STATED TASK:
From the entries below, list each line with "which".

--- Start ---

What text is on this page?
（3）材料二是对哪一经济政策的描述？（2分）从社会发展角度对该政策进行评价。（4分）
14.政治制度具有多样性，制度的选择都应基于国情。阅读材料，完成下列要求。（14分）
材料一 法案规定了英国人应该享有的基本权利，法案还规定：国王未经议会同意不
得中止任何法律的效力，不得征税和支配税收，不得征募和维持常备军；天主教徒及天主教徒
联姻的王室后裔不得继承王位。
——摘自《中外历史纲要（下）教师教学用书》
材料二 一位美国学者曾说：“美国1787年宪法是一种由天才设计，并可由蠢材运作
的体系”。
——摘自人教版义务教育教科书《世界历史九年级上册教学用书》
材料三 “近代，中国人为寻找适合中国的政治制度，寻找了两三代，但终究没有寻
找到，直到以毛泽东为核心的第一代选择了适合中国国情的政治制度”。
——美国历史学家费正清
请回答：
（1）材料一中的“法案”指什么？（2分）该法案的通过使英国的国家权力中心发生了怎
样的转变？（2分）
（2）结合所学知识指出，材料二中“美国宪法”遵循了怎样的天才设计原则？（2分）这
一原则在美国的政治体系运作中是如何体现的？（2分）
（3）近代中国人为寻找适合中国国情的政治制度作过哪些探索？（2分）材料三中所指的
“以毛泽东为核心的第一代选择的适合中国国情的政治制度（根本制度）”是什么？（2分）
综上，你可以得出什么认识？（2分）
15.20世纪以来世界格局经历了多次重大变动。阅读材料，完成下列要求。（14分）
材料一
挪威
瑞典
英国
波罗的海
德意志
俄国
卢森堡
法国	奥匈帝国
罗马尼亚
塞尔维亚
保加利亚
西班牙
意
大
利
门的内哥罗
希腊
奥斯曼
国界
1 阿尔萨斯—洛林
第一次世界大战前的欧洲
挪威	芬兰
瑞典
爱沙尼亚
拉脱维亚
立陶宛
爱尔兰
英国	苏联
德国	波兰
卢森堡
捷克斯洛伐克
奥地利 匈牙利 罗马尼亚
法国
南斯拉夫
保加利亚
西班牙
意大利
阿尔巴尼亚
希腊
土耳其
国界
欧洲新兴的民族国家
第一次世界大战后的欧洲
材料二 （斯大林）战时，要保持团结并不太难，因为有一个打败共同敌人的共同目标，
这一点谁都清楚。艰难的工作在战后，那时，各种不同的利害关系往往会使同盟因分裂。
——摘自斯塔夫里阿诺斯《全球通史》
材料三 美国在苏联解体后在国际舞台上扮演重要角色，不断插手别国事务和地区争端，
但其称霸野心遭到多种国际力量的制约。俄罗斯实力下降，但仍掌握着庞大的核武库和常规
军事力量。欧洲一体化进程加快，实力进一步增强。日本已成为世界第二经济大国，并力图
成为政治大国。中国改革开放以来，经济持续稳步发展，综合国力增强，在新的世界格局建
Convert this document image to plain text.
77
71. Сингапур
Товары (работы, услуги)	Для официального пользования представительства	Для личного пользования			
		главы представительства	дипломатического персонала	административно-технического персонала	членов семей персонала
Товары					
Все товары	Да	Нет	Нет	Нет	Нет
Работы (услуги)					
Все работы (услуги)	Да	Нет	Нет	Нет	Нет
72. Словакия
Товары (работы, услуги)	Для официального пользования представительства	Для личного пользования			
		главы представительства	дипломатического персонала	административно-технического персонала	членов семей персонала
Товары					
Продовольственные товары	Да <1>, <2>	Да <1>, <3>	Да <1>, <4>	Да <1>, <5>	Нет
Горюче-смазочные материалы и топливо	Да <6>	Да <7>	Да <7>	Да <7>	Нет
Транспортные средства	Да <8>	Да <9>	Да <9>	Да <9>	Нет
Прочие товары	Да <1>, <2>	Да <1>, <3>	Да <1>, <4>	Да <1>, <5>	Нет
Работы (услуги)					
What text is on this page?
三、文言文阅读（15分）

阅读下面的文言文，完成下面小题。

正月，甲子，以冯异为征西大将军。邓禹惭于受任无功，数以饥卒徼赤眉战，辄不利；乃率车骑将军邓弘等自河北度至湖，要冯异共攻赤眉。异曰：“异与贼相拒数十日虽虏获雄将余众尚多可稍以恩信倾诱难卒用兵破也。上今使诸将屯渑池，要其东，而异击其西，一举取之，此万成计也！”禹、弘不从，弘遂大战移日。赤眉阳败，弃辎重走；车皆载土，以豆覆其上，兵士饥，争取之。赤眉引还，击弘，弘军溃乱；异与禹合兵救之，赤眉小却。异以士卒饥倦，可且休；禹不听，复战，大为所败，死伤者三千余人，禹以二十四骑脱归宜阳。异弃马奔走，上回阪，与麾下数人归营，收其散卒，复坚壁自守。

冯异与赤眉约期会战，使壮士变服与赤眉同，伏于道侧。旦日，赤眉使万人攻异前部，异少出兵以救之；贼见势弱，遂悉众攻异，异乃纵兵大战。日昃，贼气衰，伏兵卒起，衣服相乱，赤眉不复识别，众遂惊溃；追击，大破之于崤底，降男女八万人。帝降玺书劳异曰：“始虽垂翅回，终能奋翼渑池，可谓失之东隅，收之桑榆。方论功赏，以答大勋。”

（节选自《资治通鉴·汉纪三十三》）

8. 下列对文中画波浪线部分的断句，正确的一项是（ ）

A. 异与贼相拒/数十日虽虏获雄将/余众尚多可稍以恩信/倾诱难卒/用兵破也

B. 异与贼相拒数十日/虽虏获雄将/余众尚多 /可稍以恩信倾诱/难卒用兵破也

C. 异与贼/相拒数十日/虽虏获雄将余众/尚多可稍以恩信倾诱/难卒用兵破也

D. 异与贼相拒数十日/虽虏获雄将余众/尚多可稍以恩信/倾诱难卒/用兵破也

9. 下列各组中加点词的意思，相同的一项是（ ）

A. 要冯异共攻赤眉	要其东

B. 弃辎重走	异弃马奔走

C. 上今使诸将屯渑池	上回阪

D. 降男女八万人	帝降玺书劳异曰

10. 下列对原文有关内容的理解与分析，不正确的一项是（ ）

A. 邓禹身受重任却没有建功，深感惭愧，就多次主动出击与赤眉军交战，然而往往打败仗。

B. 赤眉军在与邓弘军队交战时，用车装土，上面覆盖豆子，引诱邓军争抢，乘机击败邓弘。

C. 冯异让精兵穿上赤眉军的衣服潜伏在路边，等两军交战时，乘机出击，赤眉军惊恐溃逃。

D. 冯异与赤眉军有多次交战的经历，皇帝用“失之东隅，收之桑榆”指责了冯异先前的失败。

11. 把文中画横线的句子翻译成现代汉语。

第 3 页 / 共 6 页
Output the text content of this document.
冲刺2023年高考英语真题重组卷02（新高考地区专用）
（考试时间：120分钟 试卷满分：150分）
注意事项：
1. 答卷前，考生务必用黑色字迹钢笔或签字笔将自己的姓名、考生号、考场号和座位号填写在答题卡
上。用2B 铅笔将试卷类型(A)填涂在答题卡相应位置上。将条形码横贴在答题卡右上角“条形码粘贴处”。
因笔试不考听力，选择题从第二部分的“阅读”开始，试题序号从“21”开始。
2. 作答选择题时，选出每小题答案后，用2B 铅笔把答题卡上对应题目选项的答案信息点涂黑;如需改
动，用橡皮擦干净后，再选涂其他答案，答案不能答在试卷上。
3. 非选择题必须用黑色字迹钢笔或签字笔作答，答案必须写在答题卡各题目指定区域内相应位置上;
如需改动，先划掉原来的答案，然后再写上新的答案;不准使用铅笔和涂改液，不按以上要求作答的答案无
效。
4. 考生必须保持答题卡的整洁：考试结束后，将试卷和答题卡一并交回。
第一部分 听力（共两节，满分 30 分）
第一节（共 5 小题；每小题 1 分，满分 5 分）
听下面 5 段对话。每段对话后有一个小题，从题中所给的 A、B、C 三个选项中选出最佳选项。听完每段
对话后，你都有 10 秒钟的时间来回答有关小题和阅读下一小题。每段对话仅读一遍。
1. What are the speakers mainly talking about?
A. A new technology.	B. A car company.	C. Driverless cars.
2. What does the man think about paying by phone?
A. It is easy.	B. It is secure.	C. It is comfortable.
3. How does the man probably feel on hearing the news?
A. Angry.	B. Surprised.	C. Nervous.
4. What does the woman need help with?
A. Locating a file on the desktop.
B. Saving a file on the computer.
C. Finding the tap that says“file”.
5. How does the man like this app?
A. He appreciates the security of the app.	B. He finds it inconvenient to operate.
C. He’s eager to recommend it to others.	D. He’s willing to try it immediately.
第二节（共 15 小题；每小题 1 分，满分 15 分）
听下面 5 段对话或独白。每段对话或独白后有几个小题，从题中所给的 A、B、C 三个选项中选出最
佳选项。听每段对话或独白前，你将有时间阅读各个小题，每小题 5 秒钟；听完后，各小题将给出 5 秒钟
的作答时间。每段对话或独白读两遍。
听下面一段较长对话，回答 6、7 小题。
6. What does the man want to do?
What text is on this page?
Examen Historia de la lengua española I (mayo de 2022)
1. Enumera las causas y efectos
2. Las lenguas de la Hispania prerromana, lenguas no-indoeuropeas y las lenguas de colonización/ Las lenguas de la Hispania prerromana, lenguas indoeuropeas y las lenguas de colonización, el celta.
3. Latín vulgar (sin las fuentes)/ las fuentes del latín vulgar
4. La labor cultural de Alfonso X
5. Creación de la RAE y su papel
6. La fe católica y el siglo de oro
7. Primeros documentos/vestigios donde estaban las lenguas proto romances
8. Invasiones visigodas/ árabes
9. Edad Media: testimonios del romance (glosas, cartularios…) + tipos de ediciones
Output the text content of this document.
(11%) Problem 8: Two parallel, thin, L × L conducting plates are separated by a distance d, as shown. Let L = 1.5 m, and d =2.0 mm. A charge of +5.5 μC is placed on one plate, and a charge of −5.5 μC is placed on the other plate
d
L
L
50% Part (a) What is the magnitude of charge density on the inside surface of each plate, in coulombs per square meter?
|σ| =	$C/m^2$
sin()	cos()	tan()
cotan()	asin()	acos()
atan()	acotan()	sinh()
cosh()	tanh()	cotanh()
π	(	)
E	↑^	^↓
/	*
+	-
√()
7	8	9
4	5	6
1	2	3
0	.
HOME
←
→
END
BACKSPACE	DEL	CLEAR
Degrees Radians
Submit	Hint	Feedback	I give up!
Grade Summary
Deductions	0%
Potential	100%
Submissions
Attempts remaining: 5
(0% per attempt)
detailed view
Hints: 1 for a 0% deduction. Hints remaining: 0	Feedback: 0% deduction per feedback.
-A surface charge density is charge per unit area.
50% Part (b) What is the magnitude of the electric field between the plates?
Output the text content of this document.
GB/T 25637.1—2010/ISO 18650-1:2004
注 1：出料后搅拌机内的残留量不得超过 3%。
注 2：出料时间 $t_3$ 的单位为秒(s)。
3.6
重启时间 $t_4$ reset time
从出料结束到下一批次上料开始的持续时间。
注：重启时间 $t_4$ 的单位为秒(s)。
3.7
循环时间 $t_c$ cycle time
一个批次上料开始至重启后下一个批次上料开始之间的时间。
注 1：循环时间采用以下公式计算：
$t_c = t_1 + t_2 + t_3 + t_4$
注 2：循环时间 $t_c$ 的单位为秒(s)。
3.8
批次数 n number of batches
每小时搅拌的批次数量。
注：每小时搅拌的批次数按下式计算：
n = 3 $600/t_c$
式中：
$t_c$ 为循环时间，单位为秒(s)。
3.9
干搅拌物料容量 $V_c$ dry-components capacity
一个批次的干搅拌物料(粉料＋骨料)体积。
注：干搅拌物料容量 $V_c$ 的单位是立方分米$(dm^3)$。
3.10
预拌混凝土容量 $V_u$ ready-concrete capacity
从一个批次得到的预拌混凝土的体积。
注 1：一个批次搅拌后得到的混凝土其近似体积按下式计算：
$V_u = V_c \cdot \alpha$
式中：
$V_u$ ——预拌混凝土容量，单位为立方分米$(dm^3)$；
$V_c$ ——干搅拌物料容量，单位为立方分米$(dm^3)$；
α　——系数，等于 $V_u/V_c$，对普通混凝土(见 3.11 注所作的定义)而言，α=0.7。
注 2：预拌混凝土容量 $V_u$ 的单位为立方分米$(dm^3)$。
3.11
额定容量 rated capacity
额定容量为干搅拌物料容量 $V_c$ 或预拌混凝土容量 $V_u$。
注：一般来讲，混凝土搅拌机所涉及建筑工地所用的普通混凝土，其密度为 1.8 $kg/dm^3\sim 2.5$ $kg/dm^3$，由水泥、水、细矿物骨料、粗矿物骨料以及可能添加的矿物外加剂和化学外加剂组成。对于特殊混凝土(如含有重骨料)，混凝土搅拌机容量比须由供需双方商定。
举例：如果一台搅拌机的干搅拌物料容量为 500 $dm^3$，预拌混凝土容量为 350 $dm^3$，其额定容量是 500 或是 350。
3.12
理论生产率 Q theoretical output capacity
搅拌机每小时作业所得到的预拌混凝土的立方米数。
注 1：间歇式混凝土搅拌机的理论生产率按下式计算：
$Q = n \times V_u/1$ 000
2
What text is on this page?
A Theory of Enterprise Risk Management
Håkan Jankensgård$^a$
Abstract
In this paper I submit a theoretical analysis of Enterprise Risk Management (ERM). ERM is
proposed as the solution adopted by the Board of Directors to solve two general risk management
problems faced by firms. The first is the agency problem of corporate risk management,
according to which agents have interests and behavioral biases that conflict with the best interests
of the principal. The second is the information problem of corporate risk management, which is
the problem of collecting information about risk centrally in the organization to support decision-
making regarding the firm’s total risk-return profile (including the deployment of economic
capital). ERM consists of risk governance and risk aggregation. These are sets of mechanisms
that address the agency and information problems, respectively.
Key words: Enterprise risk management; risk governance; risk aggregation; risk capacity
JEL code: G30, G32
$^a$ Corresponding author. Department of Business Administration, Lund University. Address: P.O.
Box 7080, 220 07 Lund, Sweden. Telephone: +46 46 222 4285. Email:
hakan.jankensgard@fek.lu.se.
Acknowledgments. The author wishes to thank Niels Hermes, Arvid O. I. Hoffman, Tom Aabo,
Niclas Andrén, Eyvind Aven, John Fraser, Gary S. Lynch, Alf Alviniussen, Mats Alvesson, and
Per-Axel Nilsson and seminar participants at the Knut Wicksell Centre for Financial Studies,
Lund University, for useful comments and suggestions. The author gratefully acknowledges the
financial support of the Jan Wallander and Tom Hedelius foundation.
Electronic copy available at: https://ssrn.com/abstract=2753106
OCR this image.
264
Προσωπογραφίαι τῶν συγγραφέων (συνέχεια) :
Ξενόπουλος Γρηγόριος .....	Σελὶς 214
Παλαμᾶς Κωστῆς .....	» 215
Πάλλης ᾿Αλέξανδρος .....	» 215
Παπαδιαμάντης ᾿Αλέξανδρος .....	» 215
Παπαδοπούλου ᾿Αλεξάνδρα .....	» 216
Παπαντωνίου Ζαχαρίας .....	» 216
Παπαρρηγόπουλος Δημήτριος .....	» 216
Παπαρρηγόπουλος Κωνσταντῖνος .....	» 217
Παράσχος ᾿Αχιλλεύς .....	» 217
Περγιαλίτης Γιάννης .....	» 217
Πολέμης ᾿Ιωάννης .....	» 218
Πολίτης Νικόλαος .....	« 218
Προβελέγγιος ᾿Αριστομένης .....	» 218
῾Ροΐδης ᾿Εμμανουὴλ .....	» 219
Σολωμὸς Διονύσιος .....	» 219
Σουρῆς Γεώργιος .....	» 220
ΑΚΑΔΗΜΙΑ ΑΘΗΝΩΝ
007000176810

--- End ---

TASK RESPONSE:
according to which agents have interests and behavioral biases that conflict with the best interests
of the principal. The second is the information problem of corporate risk management, which is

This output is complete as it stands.